■ DESCRIPTION OF THE TASK ■
Locate the lines that hold the string "visibleName". Copy every such line.

■ SUPPLIED DATA ■
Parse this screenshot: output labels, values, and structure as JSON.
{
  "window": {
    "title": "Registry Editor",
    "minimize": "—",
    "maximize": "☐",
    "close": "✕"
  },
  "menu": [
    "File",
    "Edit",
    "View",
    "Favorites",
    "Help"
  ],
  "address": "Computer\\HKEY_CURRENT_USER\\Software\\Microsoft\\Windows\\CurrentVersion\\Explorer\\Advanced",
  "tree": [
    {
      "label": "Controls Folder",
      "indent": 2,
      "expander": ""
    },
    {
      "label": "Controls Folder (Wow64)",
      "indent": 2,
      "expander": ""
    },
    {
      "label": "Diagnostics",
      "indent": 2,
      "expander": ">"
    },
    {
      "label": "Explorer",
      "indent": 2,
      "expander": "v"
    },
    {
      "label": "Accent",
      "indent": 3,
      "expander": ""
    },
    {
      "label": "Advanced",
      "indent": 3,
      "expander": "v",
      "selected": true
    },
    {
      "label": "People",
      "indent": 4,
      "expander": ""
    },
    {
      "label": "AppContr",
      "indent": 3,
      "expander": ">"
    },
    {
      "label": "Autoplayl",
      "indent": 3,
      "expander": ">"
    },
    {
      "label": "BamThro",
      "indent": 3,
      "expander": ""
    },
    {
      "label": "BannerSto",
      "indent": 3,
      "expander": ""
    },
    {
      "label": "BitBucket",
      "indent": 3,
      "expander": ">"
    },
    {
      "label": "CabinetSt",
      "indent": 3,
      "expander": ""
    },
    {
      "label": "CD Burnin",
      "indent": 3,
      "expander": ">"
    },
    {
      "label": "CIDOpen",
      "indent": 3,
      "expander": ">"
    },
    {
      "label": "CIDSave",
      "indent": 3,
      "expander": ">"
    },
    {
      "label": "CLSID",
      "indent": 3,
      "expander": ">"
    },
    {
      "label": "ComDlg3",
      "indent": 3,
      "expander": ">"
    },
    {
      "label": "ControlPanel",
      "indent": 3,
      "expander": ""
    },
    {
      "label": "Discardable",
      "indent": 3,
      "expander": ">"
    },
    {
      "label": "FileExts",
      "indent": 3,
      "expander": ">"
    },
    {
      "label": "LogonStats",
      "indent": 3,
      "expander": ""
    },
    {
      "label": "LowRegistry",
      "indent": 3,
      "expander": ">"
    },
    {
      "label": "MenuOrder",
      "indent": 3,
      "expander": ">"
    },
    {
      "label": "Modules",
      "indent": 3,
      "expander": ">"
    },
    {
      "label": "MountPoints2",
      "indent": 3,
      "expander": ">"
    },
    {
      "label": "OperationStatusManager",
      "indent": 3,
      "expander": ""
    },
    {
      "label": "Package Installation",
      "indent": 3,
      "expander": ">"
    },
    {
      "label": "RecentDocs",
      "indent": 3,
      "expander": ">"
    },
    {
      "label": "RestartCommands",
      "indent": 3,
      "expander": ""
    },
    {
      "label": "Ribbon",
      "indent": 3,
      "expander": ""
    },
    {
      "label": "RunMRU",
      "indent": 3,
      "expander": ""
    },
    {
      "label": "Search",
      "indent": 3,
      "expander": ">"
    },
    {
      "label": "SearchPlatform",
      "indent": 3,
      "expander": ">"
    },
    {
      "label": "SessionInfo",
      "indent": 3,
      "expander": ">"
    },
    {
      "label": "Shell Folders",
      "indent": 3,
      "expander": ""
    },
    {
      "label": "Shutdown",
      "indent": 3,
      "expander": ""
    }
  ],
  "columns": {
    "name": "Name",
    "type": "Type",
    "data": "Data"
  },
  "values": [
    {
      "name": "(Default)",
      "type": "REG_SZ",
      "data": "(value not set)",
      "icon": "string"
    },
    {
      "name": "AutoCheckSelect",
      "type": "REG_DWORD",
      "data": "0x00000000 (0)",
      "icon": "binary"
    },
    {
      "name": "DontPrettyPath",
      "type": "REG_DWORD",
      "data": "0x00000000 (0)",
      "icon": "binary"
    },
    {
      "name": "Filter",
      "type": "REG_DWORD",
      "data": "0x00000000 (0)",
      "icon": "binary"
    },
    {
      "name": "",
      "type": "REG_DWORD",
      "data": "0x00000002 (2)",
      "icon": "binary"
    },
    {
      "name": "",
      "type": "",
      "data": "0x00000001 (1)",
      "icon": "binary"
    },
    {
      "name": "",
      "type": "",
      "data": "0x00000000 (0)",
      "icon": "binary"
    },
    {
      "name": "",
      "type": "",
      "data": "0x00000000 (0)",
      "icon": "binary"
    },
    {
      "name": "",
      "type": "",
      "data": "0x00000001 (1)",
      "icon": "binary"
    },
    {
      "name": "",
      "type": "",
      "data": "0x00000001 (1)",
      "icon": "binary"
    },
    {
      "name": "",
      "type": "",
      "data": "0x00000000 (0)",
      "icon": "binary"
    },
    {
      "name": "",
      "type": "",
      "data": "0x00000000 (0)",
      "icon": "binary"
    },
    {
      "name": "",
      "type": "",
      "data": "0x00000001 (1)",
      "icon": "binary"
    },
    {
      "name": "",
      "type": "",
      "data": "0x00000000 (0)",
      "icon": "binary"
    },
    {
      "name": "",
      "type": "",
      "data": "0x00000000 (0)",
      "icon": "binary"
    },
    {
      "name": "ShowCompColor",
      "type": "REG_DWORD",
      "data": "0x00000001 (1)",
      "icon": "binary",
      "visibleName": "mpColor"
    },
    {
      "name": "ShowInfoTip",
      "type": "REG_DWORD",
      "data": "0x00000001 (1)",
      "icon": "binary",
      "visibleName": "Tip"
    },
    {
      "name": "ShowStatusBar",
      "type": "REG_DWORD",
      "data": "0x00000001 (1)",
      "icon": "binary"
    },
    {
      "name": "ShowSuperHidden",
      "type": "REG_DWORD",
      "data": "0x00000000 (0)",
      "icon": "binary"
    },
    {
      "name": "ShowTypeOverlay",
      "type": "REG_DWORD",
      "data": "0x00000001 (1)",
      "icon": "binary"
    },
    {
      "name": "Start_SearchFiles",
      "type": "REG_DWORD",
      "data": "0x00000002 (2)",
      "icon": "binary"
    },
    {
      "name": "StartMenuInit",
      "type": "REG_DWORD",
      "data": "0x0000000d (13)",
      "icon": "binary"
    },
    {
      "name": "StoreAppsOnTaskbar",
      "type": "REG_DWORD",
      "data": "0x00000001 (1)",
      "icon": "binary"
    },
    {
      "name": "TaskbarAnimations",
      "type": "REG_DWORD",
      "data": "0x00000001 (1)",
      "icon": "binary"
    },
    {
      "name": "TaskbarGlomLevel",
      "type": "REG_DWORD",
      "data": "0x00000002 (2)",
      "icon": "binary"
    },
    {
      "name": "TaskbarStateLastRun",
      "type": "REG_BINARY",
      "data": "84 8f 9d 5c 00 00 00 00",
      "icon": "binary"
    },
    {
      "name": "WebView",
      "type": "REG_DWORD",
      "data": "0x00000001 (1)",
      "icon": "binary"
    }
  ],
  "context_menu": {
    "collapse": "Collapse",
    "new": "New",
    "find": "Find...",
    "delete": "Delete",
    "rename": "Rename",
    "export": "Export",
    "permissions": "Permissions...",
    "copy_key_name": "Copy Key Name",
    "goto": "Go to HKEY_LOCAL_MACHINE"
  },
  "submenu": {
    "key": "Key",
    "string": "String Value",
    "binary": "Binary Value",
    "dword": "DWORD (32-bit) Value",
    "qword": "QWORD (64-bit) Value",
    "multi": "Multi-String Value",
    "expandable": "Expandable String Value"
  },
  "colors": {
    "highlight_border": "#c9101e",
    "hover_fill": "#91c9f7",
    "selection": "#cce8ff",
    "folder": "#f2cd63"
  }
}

■ ANSWER TO THE PROBLEM ■
      "visibleName": "mpColor"
      "visibleName": "Tip"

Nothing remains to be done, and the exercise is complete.